**ESTRATTO DEL DOCUMENTO**
▼

Daniel Casarin: È un percorso. Questo concetto, localizzandolo in tema economico-aziendale, cosa vuol dire? Anche perché comunque operi nelle imprese e quindi parte subito la domanda innanzitutto “quanto bisogno c’è nelle imprese per tua esperienza di creatività quando la tratti in questo modo?” A mio parere a livelli altissimi. Raccontami un po’ la tua esperienza da questo punto di vista.

▲

**ISTRUZIONI DEI COMPITI**
1. Rispondi a queste domande sull'estratto sulla creatività nelle imprese:
(a) Chi è la persona che parla?
(b) In quale ambito opera l'interlocutore, secondo chi parla?
(c) A quale livello c'è bisogno di creatività nelle imprese, secondo il parere di chi parla?
2. Scrivi il seguito dell'estratto sulla creatività nelle imprese, a partire dall'ultima frase riportata.

**MATERIALE FORNITO**

▼

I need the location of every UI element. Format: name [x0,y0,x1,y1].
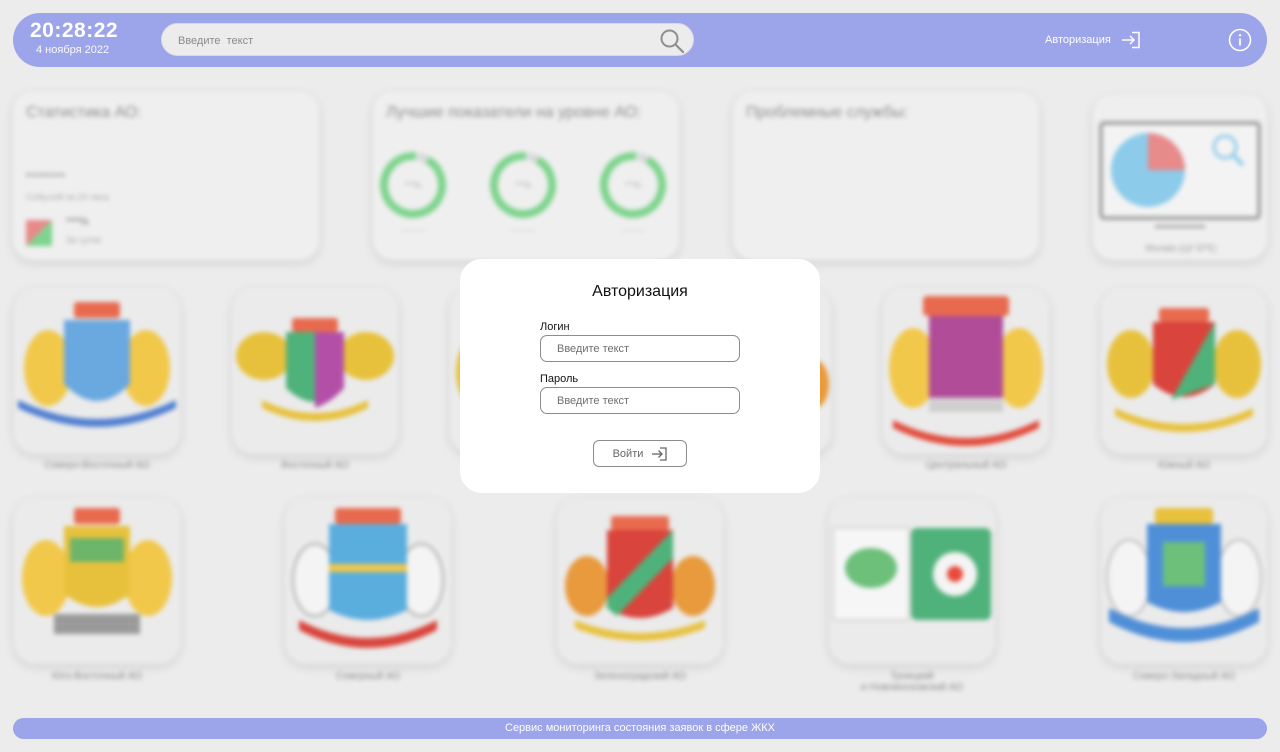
login-label: Логин [540,321,570,333]
district-emblem-card[interactable] [557,498,723,664]
district-caption: Северный АО [335,671,401,682]
indicator-ring: ***% ——— [598,150,668,240]
district-emblem-card[interactable] [285,498,451,664]
indicator-value: ***% [515,181,531,190]
password-field[interactable] [540,387,740,414]
login-field[interactable] [540,335,740,362]
indicator-value: ***% [405,181,421,190]
district-emblem-card[interactable] [883,288,1049,454]
district-caption: Зеленоградский АО [594,671,686,682]
pie-chart-card[interactable]: Москва (ЦУ ЕГЕ) [1093,95,1267,260]
district-caption: Юго-Восточный АО [52,671,142,682]
problem-title: Проблемные службы: [746,104,909,121]
top-bar: 20:28:22 4 ноября 2022 Авторизация [13,13,1267,67]
district-caption: Центральный АО [925,460,1007,471]
info-icon[interactable] [1228,28,1252,52]
district-caption: Северо-Восточный АО [44,460,150,471]
district-emblem-card[interactable] [14,498,180,664]
indicator-label: ——— [401,226,425,235]
search-bar [161,23,694,57]
coat-of-arms-icon [18,302,176,427]
district-emblem-card[interactable] [14,288,180,454]
district-emblem-card[interactable] [1101,498,1267,664]
modal-title: Авторизация [592,283,688,300]
flag-icon [26,220,52,246]
search-input[interactable] [176,24,650,57]
header-auth-link[interactable]: Авторизация [1045,30,1141,50]
best-title: Лучшие показатели на уровне АО: [386,104,642,121]
coat-of-arms-icon [889,296,1043,446]
coat-of-arms-icon [1106,508,1262,642]
coat-of-arms-icon [236,318,394,421]
indicator-ring: ***% ——— [378,150,448,240]
header-auth-label: Авторизация [1045,34,1111,46]
login-button-label: Войти [612,447,644,460]
best-indicators-card: Лучшие показатели на уровне АО: ***% ———… [373,92,679,260]
stats-card: Статистика АО: ******* Событий за 24 час… [13,92,319,260]
clock-date: 4 ноября 2022 [36,44,110,56]
clock-time: 20:28:22 [30,19,119,42]
district-emblem-card[interactable] [1101,288,1267,454]
district-emblem-card[interactable] [232,288,398,454]
auth-modal: Авторизация Логин Пароль Войти [460,259,820,493]
stats-subtitle: Событий за 24 часа [26,192,110,202]
district-caption: Троицкий и Новомосковский АО [860,671,964,693]
stats-period: За сутки [66,235,102,245]
pie-caption: Москва (ЦУ ЕГЕ) [1145,243,1217,253]
indicator-label: ——— [621,226,645,235]
indicator-ring: ***% ——— [488,150,558,240]
coat-of-arms-icon [565,516,715,641]
coat-of-arms-icon [832,527,991,621]
footer-bar: Сервис мониторинга состояния заявок в сф… [13,718,1267,739]
stats-title: Статистика АО: [26,104,142,121]
indicator-label: ——— [511,226,535,235]
stats-value: ******* [26,170,66,184]
coat-of-arms-icon [292,508,444,648]
indicator-value: ***% [625,181,641,190]
monitor-pie-icon [1099,121,1261,228]
problem-services-card: Проблемные службы: [733,92,1039,260]
search-icon[interactable] [659,28,685,54]
district-caption: Южный АО [1157,460,1211,471]
coat-of-arms-icon [1107,308,1261,432]
district-caption: Восточный АО [281,460,349,471]
sign-in-icon [1121,31,1140,49]
password-label: Пароль [540,373,579,385]
sign-in-icon [652,446,668,461]
district-emblem-card[interactable] [829,498,995,664]
clock: 20:28:22 4 ноября 2022 [30,19,118,57]
stats-percent: ***% [66,216,89,228]
login-button[interactable]: Войти [593,440,687,467]
district-caption: Северо-Западный АО [1133,671,1235,682]
coat-of-arms-icon [22,508,172,634]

▲

**RISULTATI PER COMPITO**
1.
(a) Daniel Casarin.
(b) Nelle imprese.
(c) A livelli altissimi.

2.
Edoardo Binda Zane: Ma secondo me c’è un bisogno mostruoso di un lavoro di questo tipo, non soltanto del risultato creatività, ma anche di tutto quello che comporta. Cioè, ripartendo dalla definizione di Cleese, che non è un talento ma è una modalità operativa, le dinamiche operative di gruppo, lavorative che devono essere messe in piedi per poi generare le condizioni entro cui si possa essere creativi, sono condizioni di cui c’è un bisogno estremo, per cui confidenza l’uno con l’altro, rispetto, sicurezza psicologica, capacità di ridere insieme in modo sano, perché non tutto lo humor è sano, il sarcasmo va evitato, per esempio. Per cui sì, c’è un bisogno mostruoso di creatività, della capacità di generare idee a comando. Ma non è che facciamo un workshop e improvvisamente ci arriviamo, no.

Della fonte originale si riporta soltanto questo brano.